Aim of the exercise: Omit every picture and write out the rest of the records exactly.

The data:
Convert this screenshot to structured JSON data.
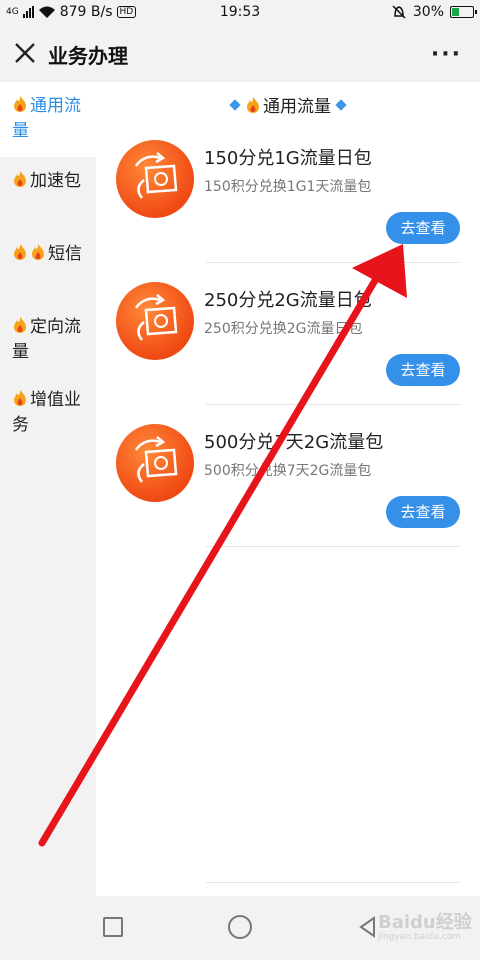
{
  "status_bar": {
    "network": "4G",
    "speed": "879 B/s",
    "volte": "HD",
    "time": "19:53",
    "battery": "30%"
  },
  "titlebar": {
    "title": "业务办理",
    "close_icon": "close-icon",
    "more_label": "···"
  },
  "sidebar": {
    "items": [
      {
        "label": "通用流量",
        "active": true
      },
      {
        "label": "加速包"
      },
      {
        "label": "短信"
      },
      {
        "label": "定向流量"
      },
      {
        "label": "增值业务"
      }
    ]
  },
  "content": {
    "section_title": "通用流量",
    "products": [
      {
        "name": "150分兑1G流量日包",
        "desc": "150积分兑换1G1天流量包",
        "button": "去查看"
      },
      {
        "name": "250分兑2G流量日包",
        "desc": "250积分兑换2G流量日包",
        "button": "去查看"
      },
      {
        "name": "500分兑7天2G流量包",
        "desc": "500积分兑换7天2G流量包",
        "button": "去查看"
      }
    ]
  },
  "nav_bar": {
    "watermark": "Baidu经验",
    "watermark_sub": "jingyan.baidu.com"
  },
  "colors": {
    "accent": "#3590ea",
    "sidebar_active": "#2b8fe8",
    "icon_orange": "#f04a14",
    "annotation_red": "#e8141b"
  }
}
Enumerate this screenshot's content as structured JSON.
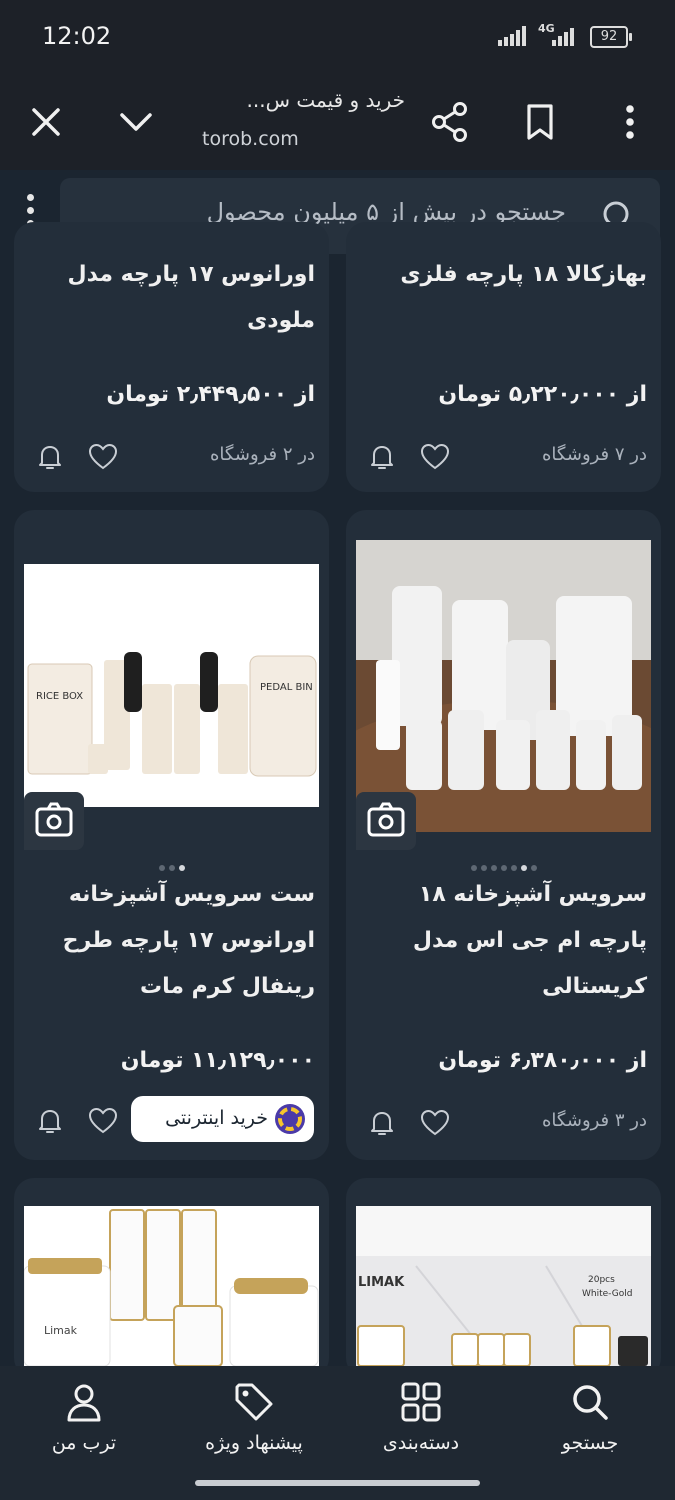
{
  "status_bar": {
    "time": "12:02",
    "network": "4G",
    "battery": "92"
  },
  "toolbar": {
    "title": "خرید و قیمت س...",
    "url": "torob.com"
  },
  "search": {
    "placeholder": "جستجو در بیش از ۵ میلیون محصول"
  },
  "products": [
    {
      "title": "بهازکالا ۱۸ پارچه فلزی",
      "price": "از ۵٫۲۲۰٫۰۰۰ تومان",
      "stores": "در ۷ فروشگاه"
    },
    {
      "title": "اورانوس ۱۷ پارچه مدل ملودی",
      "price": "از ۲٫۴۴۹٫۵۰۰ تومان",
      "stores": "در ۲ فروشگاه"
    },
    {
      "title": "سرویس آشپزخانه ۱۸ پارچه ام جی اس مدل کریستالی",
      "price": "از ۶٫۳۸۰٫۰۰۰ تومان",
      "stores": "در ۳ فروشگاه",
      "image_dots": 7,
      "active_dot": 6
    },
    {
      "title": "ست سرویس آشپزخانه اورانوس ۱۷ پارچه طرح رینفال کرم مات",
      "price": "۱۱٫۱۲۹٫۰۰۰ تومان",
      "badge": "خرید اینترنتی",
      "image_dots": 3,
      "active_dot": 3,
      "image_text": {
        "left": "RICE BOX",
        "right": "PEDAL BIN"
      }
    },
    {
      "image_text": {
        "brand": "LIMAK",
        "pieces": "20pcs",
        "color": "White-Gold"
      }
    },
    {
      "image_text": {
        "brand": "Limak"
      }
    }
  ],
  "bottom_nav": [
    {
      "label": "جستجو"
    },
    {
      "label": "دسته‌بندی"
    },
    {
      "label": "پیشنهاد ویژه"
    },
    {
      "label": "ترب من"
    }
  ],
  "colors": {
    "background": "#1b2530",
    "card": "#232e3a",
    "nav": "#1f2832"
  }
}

Solution below:
Convert this screenshot to structured JSON data.
{
  "status_bar": {
    "network": "4G",
    "speed": "879 B/s",
    "volte": "HD",
    "time": "19:53",
    "battery": "30%"
  },
  "titlebar": {
    "title": "业务办理",
    "close_icon": "close-icon",
    "more_label": "···"
  },
  "sidebar": {
    "items": [
      {
        "label": "通用流量",
        "active": true
      },
      {
        "label": "加速包"
      },
      {
        "label": "短信"
      },
      {
        "label": "定向流量"
      },
      {
        "label": "增值业务"
      }
    ]
  },
  "content": {
    "section_title": "通用流量",
    "products": [
      {
        "name": "150分兑1G流量日包",
        "desc": "150积分兑换1G1天流量包",
        "button": "去查看"
      },
      {
        "name": "250分兑2G流量日包",
        "desc": "250积分兑换2G流量日包",
        "button": "去查看"
      },
      {
        "name": "500分兑7天2G流量包",
        "desc": "500积分兑换7天2G流量包",
        "button": "去查看"
      }
    ]
  },
  "nav_bar": {
    "watermark": "Baidu经验",
    "watermark_sub": "jingyan.baidu.com"
  },
  "colors": {
    "accent": "#3590ea",
    "sidebar_active": "#2b8fe8",
    "icon_orange": "#f04a14",
    "annotation_red": "#e8141b"
  }
}
Enumerate this screenshot's content as structured JSON.
{
  "status_bar": {
    "time": "12:02",
    "network": "4G",
    "battery": "92"
  },
  "toolbar": {
    "title": "خرید و قیمت س...",
    "url": "torob.com"
  },
  "search": {
    "placeholder": "جستجو در بیش از ۵ میلیون محصول"
  },
  "products": [
    {
      "title": "بهازکالا ۱۸ پارچه فلزی",
      "price": "از ۵٫۲۲۰٫۰۰۰ تومان",
      "stores": "در ۷ فروشگاه"
    },
    {
      "title": "اورانوس ۱۷ پارچه مدل ملودی",
      "price": "از ۲٫۴۴۹٫۵۰۰ تومان",
      "stores": "در ۲ فروشگاه"
    },
    {
      "title": "سرویس آشپزخانه ۱۸ پارچه ام جی اس مدل کریستالی",
      "price": "از ۶٫۳۸۰٫۰۰۰ تومان",
      "stores": "در ۳ فروشگاه",
      "image_dots": 7,
      "active_dot": 6
    },
    {
      "title": "ست سرویس آشپزخانه اورانوس ۱۷ پارچه طرح رینفال کرم مات",
      "price": "۱۱٫۱۲۹٫۰۰۰ تومان",
      "badge": "خرید اینترنتی",
      "image_dots": 3,
      "active_dot": 3,
      "image_text": {
        "left": "RICE BOX",
        "right": "PEDAL BIN"
      }
    },
    {
      "image_text": {
        "brand": "LIMAK",
        "pieces": "20pcs",
        "color": "White-Gold"
      }
    },
    {
      "image_text": {
        "brand": "Limak"
      }
    }
  ],
  "bottom_nav": [
    {
      "label": "جستجو"
    },
    {
      "label": "دسته‌بندی"
    },
    {
      "label": "پیشنهاد ویژه"
    },
    {
      "label": "ترب من"
    }
  ],
  "colors": {
    "background": "#1b2530",
    "card": "#232e3a",
    "nav": "#1f2832"
  }
}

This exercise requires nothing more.